(Dataset rows)
+ + + + +
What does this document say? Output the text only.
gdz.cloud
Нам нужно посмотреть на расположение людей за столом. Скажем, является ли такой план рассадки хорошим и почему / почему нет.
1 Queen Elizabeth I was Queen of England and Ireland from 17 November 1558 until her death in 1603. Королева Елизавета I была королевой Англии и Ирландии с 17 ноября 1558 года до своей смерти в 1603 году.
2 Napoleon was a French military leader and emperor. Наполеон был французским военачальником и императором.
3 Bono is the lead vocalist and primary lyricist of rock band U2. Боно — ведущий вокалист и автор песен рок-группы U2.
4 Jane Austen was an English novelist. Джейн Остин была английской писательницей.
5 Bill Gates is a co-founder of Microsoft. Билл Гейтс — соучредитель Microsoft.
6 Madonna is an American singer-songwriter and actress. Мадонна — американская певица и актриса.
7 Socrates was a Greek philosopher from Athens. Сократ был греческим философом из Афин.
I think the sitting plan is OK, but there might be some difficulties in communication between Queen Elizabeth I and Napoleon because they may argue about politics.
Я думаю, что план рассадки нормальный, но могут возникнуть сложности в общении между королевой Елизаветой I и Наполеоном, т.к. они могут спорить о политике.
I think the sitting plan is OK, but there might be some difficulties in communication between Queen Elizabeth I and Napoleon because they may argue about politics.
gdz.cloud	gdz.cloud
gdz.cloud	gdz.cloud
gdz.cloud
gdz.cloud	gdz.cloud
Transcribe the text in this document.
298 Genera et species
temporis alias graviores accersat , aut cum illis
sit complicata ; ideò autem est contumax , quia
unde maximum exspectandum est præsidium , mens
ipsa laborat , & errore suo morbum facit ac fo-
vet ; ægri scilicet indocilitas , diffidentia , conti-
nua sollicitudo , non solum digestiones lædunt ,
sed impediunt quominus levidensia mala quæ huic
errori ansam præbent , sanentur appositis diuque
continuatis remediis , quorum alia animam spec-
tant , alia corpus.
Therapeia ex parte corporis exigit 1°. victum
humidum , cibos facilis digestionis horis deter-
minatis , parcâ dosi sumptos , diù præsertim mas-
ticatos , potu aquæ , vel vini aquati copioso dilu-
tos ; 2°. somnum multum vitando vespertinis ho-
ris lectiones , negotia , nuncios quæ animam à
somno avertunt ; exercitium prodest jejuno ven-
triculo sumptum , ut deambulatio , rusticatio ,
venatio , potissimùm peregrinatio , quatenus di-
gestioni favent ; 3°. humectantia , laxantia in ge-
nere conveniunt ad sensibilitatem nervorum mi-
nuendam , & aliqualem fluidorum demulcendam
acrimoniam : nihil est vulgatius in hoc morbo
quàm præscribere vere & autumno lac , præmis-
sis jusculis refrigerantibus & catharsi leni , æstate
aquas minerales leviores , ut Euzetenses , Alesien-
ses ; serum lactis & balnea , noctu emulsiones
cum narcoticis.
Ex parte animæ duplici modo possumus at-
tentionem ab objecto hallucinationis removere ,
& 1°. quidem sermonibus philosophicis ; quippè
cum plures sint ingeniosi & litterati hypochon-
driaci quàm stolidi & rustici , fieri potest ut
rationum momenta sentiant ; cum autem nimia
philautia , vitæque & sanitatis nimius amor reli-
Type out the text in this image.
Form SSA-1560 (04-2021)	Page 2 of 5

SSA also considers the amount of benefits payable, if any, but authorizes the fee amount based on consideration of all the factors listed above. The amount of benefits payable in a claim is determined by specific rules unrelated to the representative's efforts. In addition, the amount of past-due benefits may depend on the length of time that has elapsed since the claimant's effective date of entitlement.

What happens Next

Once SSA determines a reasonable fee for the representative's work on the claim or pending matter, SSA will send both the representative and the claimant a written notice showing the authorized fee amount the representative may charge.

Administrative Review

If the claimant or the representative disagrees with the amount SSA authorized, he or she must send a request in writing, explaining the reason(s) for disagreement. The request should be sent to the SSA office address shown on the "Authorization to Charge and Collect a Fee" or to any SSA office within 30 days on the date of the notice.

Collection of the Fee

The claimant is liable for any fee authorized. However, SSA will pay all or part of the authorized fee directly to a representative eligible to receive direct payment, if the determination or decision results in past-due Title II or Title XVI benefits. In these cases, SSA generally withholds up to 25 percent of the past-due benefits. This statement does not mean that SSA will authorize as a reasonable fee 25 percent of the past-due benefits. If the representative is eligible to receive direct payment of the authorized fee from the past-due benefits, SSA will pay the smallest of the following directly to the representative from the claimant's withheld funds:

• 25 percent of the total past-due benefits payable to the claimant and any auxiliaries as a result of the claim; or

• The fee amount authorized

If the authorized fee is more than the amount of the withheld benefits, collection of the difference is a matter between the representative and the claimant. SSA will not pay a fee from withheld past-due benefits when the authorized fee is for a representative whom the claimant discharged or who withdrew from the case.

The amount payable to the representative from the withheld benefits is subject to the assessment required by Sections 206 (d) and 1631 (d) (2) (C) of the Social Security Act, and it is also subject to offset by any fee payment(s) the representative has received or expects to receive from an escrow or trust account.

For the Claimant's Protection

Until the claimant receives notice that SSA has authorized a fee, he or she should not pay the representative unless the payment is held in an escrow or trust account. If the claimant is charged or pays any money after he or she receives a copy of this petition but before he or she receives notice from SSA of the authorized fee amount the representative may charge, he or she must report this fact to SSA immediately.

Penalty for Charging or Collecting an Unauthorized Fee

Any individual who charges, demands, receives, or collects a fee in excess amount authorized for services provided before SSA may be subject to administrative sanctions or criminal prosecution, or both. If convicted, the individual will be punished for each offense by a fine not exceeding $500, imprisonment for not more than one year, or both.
+ + + + +
Copy out each line of the data where the string "date" appears.

> _FULL SOLUTION_
SSA also considers the amount of benefits payable, if any, but authorizes the fee amount based on consideration of all the factors listed above. The amount of benefits payable in a claim is determined by specific rules unrelated to the representative's efforts. In addition, the amount of past-due benefits may depend on the length of time that has elapsed since the claimant's effective date of entitlement.
If the claimant or the representative disagrees with the amount SSA authorized, he or she must send a request in writing, explaining the reason(s) for disagreement. The request should be sent to the SSA office address shown on the "Authorization to Charge and Collect a Fee" or to any SSA office within 30 days on the date of the notice.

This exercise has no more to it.